Task details
Reproduce each line bearing the word "turned".

+--

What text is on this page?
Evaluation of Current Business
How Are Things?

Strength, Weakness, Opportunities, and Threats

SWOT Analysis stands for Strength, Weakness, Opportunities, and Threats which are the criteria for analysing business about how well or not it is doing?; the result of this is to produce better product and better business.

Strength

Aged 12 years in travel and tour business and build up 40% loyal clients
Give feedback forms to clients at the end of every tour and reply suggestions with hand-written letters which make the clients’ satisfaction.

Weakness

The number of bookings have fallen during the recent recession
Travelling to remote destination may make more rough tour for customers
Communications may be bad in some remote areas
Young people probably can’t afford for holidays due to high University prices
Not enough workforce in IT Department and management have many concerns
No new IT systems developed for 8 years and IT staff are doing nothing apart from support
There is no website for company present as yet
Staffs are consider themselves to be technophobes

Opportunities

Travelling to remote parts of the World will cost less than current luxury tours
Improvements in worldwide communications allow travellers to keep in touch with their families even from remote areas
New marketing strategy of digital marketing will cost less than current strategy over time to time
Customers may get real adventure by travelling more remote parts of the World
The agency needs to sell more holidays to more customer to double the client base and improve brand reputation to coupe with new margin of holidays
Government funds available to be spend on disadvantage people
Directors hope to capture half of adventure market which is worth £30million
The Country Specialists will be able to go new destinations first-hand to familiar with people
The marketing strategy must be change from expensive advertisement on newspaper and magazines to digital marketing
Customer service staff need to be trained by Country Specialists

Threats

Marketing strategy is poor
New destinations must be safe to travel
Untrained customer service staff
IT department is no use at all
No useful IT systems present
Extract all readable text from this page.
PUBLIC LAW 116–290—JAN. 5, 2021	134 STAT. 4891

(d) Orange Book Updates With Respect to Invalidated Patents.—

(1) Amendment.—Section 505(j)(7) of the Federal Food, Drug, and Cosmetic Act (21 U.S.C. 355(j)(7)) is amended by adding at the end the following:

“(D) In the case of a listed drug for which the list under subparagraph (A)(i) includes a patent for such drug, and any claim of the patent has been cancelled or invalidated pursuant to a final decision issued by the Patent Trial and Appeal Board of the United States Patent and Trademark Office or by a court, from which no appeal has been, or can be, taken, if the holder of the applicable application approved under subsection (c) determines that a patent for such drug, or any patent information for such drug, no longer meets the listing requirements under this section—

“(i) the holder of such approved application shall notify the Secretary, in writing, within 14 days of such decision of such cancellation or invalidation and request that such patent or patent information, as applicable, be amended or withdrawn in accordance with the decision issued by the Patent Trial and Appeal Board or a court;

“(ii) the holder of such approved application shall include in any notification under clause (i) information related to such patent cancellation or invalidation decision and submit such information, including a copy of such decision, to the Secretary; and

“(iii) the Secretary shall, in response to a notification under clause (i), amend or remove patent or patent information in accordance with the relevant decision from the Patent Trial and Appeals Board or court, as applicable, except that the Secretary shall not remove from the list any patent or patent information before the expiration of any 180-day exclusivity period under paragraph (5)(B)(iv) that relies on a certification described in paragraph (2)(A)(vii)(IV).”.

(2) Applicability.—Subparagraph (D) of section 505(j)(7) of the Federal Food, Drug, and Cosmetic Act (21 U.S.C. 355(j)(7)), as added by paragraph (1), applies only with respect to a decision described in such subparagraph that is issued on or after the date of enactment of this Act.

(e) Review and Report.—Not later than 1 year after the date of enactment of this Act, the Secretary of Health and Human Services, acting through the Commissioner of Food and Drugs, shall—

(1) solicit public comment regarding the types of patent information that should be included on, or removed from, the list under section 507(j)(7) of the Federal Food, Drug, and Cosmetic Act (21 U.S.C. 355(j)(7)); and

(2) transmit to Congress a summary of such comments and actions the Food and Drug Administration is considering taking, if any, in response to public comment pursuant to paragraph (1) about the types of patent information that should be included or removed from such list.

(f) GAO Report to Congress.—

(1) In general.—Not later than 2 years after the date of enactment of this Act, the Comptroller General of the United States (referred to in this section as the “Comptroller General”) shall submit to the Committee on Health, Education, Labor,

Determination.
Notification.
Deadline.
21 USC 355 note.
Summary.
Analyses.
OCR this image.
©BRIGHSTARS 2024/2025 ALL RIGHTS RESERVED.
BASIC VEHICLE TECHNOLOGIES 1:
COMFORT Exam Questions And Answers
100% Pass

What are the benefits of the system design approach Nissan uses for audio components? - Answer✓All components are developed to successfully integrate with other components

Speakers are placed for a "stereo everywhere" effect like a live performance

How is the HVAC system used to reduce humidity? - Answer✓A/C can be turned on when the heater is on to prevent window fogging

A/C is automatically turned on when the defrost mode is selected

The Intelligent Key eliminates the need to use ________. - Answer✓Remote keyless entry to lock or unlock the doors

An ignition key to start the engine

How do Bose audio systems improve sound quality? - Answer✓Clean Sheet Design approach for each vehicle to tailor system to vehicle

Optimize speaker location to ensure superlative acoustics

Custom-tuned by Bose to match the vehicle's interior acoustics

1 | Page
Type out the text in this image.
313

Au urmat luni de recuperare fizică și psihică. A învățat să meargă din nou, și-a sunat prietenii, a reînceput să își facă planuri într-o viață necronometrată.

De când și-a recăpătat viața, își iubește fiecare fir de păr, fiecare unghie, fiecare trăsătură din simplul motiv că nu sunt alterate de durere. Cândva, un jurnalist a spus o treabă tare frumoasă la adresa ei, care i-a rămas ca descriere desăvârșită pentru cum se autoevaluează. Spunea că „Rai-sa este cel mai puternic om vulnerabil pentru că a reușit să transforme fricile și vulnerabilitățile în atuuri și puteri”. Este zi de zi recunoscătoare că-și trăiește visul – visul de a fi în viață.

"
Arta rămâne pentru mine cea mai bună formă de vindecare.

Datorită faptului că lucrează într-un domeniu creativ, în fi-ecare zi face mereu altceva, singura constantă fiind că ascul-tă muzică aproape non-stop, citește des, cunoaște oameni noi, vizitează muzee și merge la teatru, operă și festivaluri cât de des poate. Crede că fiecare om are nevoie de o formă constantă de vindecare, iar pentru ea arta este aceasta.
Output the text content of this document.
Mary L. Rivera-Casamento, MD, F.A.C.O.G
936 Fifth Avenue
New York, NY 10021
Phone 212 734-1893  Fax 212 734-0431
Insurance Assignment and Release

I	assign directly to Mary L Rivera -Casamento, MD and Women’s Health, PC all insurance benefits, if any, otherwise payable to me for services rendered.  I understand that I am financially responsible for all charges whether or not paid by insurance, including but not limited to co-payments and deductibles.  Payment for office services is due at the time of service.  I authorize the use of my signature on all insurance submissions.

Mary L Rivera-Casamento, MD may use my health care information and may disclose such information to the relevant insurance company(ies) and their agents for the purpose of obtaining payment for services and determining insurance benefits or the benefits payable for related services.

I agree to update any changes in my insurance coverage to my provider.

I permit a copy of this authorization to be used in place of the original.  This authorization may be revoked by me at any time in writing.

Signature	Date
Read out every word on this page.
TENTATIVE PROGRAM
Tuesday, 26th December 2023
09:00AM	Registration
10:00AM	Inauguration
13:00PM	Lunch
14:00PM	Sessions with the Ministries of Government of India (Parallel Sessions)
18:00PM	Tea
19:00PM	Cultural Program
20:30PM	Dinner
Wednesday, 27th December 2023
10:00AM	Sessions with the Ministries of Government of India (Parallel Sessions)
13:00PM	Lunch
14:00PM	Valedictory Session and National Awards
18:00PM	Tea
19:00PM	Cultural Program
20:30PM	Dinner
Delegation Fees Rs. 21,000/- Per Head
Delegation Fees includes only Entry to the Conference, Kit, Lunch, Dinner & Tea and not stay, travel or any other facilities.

+--

Expected answer
How is the HVAC system used to reduce humidity? - Answer✓A/C can be turned on when the heater is on to prevent window fogging
A/C is automatically turned on when the defrost mode is selected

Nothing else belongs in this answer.